**Stated problem 1**
Please copy out every one of the records below, line for line and without any change.

**Text block**
--------------------------------------------------

The Joy of Clerkship, Con't
A press release from Grove Press describes the forthcoming novel by Saira Rao (entitled "Chambermaid") this way:
The devil holds a gavel in this wickedly entertaining debut novel about a young attorney’s eventful year clerking for a federal judge. Sheila Raj is a recent graduate of a top-ten law school with dreams of working for the ACLU, but law school did not prepare her for the power-hungry sociopath, Judge Helga Friedman, who greets her on her first day. While her beleaguered colleagues begin quitting their jobs, Sheila is assigned to a high-profile death penalty case and suddenly realizes that she has to survive the year as Friedman’s chambermaid — not just her sanity, but actual lives hang in the balance. With Chambermaid, debut novelist Saira Rao breaks the code of silence surrounding the clerkship and boldly takes us into the mysterious world of the third branch of US government, where the leaders are not elected and can never be fired. With its biting wit and laugh-out-loud humor, this novel will change everything you think you know about how great lawyers, and great judges, are made.I haven't read the book (it's not going to be released until Spring), so I have no idea whether and how Ms. Rao "breaks the code of silence surrounding the clerkship" and I'm a tad skeptical that this book will "change everything I think I know about how great lawyers and great judges are made."
But what's particularly interesting about this is that Ms. Rao was herself a law clerk for Judge Dolores Sloviter of the Third Circuit Court of Appeals (according to the WSJ blog). Rumors have been circulating around Philadelphia for some time that Judge Sloviter has become, shall we say, a very difficult person to get along with (and to work for) in chambers. So my guess — and it is, to be sure, only a guess at this point &mdash is that this is a pretty thinly-disguised roman a clef, with Ms. Rao herself as the idealistic "Sheila Raj" and Judge Sloviter the "power-hungry sociopath, Judge Helga Friedman."
I suspect that this will cause quite a rumble in the rather insular and staid world of Philadelphia's legal establishment.
And not a moment too soon.
Is David Post *trying* to get bitch-slapped by Howard Bashman?

--------------------------------------------------

**Raw data**
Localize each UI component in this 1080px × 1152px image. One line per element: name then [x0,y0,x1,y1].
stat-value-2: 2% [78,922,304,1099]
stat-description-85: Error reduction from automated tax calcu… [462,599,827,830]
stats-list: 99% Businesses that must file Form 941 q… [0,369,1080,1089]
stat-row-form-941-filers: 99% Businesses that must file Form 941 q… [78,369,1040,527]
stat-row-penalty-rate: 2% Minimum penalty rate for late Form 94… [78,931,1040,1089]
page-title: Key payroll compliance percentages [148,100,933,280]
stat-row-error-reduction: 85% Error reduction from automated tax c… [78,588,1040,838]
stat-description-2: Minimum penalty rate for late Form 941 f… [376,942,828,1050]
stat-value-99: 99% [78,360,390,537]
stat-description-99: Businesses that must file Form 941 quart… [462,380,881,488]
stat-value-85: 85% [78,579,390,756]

--------------------------------------------------

**Stated problem 2**
List every person named in the post about the novel "Chambermaid," including characters from the novel.

**Result 1**
Localize each UI component in this 1080px × 1152px image. One line per element: name then [x0,y0,x1,y1].
stat-value-2: 2% [78,922,304,1099]
stat-description-85: Error reduction from automated tax calcu… [462,599,827,830]
stats-list: 99% Businesses that must file Form 941 q… [0,369,1080,1089]
stat-row-form-941-filers: 99% Businesses that must file Form 941 q… [78,369,1040,527]
stat-row-penalty-rate: 2% Minimum penalty rate for late Form 94… [78,931,1040,1089]
page-title: Key payroll compliance percentages [148,100,933,280]
stat-row-error-reduction: 85% Error reduction from automated tax c… [78,588,1040,838]
stat-description-2: Minimum penalty rate for late Form 941 f… [376,942,828,1050]
stat-value-99: 99% [78,360,390,537]
stat-description-99: Businesses that must file Form 941 quart… [462,380,881,488]
stat-value-85: 85% [78,579,390,756]

**Result 2**
Saira Rao
Sheila Raj
Judge Helga Friedman
Judge Dolores Sloviter
David Post
Howard Bashman